— START Entries —
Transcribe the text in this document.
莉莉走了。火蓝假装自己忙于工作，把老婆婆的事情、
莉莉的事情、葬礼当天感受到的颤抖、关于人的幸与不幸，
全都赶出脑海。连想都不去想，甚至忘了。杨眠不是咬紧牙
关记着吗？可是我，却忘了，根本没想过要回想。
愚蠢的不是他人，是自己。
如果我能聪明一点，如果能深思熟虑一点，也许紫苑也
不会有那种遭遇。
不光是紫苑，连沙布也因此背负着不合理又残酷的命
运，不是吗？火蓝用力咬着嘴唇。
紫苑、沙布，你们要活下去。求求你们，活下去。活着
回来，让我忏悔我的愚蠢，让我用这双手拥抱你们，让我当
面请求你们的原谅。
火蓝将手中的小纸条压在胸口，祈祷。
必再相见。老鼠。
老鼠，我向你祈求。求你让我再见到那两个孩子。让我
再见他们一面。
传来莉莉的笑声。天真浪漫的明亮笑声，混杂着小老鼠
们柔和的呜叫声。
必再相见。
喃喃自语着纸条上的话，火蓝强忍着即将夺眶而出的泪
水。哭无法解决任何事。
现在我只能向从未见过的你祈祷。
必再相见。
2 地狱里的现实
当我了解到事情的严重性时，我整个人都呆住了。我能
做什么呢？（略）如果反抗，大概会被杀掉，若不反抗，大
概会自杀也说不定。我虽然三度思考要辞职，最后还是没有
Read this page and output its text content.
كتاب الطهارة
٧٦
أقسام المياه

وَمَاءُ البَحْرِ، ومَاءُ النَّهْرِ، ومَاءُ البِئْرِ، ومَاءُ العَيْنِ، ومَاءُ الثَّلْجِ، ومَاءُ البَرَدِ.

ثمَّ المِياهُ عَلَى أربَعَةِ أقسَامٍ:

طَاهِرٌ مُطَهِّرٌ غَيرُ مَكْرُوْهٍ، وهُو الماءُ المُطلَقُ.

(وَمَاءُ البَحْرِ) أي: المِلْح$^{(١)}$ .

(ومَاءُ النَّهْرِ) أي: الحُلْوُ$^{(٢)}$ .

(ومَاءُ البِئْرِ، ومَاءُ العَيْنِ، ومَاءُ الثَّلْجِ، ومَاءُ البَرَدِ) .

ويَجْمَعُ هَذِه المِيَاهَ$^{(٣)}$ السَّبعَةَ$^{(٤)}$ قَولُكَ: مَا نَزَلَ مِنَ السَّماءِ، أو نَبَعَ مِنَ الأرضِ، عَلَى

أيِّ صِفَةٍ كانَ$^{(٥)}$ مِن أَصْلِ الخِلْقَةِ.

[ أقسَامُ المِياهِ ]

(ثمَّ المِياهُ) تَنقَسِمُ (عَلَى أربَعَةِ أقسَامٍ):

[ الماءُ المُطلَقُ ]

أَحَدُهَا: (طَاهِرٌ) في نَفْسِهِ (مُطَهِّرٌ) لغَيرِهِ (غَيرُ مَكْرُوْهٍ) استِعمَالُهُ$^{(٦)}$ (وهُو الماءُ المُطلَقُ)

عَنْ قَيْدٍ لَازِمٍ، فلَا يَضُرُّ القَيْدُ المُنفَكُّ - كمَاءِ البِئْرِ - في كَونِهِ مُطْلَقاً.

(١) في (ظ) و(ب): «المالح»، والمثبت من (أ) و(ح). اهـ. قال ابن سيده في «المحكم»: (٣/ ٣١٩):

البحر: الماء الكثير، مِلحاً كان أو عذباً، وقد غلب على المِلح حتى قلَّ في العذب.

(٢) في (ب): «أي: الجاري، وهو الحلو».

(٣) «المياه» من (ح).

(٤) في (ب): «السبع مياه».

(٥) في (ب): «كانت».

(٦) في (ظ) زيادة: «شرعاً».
— END Entries —
» Job: Copy every line from the entries that contains the word "this".

» Task output:
Transcribe the text in this document.
Read this page and output its text content.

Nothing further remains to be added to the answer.